-- Requirements --
Scan the entries below for the word "into". Copy each line that has it.

-- The data --
• • •
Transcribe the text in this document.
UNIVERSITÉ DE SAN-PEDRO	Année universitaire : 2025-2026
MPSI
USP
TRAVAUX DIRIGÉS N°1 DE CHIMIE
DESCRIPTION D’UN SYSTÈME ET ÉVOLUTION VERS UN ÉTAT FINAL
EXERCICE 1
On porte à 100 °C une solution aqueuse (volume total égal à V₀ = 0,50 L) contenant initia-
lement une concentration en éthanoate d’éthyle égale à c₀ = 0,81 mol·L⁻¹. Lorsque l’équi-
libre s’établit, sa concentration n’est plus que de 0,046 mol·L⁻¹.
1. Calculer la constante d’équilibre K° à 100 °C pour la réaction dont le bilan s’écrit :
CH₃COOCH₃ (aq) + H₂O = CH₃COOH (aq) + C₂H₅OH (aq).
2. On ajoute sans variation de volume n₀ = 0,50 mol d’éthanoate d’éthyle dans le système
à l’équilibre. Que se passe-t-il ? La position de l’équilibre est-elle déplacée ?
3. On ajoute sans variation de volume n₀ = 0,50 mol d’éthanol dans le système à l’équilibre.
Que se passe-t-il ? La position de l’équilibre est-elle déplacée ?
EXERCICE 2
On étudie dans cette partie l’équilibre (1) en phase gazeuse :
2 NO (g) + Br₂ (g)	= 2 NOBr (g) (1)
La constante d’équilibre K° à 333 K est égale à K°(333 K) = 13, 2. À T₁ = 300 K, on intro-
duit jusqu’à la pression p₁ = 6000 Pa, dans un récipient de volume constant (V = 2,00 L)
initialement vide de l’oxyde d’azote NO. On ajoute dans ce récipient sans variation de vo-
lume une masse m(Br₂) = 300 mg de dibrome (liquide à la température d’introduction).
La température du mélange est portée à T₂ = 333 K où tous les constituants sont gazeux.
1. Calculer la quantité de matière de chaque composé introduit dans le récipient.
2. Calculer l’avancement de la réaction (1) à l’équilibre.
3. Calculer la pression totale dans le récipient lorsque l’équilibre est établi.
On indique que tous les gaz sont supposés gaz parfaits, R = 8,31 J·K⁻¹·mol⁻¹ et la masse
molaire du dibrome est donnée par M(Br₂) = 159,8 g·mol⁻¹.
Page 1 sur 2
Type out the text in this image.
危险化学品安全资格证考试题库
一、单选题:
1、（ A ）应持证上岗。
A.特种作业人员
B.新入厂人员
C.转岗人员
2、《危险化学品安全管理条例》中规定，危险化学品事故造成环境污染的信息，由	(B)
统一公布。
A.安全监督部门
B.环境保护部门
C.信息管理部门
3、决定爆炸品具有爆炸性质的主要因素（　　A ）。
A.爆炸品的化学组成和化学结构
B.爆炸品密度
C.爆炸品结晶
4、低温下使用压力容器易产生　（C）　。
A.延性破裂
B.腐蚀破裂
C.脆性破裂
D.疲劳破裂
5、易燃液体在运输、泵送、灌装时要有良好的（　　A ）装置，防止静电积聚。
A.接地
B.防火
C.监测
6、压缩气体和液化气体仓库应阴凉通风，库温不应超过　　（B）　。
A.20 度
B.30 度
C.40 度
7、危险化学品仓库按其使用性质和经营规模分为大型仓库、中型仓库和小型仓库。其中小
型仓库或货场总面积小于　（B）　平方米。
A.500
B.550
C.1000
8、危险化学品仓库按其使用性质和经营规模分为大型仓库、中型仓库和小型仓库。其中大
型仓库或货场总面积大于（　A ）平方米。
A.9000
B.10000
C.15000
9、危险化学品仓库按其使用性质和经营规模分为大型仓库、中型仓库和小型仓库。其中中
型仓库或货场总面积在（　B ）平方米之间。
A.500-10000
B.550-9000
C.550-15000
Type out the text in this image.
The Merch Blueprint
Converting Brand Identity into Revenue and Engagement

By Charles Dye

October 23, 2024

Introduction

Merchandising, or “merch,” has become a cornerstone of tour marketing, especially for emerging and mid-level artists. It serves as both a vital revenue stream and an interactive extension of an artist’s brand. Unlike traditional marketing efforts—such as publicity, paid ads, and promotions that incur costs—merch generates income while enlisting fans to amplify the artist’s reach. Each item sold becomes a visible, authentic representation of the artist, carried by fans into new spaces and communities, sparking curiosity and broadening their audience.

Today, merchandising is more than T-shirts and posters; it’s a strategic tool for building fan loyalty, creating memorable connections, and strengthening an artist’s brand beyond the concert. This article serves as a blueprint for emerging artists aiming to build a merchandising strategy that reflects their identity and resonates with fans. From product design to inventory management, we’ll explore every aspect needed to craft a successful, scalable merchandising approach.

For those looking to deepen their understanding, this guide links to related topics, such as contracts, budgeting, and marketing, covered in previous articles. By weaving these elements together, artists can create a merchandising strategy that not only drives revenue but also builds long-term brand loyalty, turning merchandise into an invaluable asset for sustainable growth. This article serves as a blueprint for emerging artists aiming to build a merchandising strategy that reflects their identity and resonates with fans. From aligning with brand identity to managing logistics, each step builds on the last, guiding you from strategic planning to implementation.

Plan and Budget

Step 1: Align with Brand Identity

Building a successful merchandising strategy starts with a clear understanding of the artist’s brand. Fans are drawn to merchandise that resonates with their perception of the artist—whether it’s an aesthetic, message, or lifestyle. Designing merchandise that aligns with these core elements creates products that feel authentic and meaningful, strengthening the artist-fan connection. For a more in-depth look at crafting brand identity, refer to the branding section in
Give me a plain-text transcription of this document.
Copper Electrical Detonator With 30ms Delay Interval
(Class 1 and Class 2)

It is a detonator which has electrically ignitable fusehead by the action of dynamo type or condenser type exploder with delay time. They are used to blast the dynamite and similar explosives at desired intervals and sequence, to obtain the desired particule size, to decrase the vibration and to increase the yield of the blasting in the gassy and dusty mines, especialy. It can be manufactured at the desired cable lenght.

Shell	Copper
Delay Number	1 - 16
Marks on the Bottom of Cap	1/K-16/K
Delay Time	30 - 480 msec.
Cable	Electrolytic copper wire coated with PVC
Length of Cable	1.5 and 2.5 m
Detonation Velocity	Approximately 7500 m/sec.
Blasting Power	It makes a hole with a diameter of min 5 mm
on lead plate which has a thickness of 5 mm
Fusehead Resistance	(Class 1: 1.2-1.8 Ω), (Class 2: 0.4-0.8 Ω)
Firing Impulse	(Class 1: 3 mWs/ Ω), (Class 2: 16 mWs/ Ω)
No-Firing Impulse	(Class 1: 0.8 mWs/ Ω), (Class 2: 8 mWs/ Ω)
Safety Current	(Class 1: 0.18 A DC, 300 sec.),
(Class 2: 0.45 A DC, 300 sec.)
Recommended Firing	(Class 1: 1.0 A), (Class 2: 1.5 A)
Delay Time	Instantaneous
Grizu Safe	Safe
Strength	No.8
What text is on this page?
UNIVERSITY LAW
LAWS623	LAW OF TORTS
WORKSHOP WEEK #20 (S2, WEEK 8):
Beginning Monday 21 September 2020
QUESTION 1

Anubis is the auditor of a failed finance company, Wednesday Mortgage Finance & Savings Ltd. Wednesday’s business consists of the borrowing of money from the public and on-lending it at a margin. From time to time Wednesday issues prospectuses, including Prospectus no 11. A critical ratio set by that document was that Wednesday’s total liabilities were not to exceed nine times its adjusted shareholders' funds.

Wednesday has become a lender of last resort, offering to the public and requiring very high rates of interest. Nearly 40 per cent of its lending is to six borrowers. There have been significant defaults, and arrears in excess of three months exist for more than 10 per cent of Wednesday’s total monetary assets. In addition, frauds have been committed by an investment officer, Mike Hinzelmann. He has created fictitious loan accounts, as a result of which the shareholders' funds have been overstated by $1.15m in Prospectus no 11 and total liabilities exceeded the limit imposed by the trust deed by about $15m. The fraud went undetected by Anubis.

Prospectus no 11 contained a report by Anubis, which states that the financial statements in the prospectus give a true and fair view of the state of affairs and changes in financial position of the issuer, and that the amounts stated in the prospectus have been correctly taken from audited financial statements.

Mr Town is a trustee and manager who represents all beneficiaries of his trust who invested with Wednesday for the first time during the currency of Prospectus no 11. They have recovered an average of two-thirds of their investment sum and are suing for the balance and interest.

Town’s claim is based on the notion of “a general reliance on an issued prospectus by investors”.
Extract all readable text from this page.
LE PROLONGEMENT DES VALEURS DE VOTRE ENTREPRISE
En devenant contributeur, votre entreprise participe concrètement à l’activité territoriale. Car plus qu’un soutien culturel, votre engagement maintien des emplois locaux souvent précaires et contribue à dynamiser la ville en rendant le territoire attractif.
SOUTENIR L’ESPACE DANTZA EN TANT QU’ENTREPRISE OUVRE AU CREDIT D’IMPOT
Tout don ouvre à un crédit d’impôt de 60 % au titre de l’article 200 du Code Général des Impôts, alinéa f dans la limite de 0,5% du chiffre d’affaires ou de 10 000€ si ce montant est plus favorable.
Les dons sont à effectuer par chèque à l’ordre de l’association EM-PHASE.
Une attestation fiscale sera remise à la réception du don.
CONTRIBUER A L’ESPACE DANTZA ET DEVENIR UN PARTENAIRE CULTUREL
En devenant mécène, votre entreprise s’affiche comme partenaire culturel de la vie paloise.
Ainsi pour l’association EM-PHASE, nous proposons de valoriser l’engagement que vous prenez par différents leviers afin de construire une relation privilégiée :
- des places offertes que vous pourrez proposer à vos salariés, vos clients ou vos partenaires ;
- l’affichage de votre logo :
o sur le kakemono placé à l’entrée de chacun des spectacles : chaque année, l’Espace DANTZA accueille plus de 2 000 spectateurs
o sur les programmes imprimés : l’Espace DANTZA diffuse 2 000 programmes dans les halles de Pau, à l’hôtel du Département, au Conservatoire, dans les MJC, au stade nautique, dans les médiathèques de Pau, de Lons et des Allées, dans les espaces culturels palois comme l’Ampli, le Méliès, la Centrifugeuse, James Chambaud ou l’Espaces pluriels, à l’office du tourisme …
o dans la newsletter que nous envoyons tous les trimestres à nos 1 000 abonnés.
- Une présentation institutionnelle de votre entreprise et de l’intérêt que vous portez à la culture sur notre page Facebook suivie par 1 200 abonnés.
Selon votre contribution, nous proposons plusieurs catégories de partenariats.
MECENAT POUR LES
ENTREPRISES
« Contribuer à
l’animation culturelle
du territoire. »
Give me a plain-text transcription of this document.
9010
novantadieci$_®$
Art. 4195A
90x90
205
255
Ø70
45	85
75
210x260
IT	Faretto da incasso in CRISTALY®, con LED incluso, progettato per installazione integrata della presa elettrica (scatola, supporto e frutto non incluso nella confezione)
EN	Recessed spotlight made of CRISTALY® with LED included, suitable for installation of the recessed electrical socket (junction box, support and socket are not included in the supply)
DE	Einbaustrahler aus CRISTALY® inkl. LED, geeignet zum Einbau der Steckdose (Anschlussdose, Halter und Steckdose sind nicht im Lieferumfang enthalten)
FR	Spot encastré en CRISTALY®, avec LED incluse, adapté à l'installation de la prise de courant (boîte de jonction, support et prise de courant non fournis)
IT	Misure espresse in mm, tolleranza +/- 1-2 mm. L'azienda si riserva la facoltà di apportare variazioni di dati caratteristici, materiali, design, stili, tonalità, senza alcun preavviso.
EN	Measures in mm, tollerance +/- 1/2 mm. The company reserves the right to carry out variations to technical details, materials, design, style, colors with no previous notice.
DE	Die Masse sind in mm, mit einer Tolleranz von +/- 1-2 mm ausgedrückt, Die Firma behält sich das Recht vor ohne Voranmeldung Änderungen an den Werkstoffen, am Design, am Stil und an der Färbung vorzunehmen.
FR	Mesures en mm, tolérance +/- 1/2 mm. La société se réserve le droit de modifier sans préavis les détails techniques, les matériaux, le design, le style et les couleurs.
• • •
-- Written reply --
Converting Brand Identity into Revenue and Engagement
Merchandising, or “merch,” has become a cornerstone of tour marketing, especially for emerging and mid-level artists. It serves as both a vital revenue stream and an interactive extension of an artist’s brand. Unlike traditional marketing efforts—such as publicity, paid ads, and promotions that incur costs—merch generates income while enlisting fans to amplify the artist’s reach. Each item sold becomes a visible, authentic representation of the artist, carried by fans into new spaces and communities, sparking curiosity and broadening their audience.
For those looking to deepen their understanding, this guide links to related topics, such as contracts, budgeting, and marketing, covered in previous articles. By weaving these elements together, artists can create a merchandising strategy that not only drives revenue but also builds long-term brand loyalty, turning merchandise into an invaluable asset for sustainable growth. This article serves as a blueprint for emerging artists aiming to build a merchandising strategy that reflects their identity and resonates with fans. From aligning with brand identity to managing logistics, each step builds on the last, guiding you from strategic planning to implementation.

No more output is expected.